* The request *
Isolate every line in the records below with "生产管理措施" in it.

(Dataset records)
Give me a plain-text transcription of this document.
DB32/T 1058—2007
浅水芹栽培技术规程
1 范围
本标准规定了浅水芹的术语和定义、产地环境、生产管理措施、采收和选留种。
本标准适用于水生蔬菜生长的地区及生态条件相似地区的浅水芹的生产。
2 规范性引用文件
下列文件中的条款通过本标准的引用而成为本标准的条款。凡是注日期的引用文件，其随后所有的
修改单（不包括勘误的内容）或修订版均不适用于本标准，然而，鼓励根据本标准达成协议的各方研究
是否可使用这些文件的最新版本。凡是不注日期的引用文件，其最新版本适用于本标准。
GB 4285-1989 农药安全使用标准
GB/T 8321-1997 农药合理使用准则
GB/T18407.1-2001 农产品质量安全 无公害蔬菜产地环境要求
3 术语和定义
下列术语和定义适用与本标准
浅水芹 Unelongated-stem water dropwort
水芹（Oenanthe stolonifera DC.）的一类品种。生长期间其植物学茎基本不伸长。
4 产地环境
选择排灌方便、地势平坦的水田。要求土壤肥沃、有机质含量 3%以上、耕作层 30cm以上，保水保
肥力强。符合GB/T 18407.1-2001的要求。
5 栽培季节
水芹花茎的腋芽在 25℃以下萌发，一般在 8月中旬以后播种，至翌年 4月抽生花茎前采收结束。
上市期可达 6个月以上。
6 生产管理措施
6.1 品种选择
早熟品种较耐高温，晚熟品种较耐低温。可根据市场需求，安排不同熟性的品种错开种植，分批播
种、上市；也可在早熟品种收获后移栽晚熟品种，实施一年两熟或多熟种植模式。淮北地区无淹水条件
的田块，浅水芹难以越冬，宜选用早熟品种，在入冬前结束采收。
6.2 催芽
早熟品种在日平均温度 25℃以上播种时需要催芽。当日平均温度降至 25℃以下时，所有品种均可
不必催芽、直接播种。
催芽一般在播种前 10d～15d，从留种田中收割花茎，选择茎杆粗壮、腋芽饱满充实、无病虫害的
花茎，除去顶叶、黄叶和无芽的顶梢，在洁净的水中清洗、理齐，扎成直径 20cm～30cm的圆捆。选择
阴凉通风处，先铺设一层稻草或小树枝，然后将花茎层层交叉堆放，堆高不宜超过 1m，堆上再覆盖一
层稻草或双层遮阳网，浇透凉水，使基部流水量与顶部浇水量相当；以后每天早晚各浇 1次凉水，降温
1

* Exercise response *
本标准规定了浅水芹的术语和定义、产地环境、生产管理措施、采收和选留种。
6 生产管理措施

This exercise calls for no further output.